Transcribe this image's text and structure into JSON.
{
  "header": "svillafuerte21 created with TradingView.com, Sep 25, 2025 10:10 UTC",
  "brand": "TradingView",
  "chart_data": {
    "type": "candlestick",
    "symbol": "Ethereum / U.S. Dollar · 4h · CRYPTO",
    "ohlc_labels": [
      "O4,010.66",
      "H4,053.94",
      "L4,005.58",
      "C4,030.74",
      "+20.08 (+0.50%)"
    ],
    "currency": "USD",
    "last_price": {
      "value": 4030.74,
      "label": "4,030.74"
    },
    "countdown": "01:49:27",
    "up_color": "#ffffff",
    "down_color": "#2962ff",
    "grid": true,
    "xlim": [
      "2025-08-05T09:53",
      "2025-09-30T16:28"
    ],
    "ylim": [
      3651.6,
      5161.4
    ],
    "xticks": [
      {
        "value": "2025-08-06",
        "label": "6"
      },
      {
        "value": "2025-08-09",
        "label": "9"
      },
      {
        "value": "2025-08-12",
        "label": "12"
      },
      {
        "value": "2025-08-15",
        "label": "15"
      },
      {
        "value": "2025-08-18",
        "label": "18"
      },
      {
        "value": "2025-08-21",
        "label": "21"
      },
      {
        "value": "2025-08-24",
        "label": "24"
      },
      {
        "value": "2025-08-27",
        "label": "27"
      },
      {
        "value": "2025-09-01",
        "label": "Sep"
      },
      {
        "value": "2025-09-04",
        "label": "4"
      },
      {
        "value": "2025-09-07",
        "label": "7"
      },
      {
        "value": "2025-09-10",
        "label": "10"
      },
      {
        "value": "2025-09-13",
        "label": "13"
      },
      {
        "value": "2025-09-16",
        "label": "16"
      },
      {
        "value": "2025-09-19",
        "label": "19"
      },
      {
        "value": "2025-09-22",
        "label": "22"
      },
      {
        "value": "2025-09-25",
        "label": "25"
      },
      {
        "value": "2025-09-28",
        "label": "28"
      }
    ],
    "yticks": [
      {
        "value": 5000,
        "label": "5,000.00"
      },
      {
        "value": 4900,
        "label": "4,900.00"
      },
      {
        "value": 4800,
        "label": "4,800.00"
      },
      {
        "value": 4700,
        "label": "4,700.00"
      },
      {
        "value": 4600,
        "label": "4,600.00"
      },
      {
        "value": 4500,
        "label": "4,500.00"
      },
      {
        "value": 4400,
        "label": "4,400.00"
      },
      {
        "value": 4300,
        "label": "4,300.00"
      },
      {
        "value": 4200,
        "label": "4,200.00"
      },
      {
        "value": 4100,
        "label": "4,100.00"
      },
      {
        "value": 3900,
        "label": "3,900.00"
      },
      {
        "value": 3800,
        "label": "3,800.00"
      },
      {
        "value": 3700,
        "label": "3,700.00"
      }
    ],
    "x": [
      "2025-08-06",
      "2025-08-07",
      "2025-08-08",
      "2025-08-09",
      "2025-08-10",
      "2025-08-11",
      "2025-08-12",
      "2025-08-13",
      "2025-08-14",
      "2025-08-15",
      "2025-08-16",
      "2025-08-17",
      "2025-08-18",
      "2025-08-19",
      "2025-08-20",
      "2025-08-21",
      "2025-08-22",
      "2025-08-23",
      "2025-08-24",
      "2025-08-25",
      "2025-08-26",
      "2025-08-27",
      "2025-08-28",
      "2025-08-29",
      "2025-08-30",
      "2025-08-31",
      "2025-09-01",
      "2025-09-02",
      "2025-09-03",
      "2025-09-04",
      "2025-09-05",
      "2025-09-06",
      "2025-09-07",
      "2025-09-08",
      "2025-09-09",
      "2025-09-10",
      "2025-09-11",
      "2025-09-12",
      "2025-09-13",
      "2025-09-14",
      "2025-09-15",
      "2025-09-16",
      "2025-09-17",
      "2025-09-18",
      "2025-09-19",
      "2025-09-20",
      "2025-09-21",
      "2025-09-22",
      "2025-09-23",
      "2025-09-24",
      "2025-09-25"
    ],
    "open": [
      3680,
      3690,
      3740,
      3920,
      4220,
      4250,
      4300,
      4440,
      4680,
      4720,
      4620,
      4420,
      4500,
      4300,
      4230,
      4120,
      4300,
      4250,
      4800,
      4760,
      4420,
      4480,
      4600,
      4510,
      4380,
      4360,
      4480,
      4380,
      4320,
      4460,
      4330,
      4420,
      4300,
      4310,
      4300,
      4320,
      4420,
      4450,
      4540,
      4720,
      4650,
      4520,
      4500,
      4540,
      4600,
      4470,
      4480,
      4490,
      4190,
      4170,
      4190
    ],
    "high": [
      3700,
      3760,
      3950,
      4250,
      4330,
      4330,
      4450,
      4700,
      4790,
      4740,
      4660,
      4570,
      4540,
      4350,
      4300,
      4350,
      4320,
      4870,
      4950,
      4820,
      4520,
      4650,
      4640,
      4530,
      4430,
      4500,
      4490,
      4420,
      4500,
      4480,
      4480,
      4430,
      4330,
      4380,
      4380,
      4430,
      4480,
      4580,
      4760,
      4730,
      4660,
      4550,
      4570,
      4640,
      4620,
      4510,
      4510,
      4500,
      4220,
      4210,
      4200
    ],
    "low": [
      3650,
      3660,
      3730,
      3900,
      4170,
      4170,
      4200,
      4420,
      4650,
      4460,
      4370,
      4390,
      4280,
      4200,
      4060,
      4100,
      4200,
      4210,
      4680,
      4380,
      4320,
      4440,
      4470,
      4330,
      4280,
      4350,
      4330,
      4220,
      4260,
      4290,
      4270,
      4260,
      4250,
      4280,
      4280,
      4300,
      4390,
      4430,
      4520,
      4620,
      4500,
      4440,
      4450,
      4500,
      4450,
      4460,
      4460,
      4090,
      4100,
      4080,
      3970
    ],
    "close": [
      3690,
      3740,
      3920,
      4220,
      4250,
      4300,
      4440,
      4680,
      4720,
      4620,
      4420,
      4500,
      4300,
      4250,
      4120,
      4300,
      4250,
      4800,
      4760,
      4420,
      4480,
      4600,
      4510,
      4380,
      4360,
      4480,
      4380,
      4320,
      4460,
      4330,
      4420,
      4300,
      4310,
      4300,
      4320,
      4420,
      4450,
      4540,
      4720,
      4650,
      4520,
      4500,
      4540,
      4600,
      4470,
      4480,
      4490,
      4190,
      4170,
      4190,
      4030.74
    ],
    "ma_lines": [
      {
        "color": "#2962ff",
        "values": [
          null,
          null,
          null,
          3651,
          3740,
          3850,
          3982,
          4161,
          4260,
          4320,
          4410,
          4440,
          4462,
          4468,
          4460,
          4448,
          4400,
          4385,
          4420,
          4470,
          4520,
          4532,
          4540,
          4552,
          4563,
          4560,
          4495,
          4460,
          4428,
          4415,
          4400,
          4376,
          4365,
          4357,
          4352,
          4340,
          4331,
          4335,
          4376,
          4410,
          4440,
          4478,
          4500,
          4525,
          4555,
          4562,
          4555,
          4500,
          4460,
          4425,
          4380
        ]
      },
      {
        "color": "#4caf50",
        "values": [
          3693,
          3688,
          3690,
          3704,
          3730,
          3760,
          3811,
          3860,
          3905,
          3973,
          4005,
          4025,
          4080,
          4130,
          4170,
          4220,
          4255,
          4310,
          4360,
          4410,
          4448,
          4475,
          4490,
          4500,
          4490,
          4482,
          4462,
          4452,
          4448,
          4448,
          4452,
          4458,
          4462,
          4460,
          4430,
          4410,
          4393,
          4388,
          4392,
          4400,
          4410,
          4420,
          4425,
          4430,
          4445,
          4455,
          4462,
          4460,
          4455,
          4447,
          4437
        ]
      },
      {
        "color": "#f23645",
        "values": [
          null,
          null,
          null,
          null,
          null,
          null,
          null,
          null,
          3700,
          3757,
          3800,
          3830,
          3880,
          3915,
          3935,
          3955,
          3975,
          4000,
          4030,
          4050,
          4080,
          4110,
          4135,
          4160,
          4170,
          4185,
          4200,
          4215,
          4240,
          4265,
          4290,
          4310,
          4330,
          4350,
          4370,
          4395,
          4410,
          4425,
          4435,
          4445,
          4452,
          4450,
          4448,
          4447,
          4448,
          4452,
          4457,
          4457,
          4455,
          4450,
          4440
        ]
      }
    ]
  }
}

### Required work
Show every line above in which the word "TradingView" occurs.

### Answer to the exercise
  "header": "svillafuerte21 created with TradingView.com, Sep 25, 2025 10:10 UTC",
  "brand": "TradingView",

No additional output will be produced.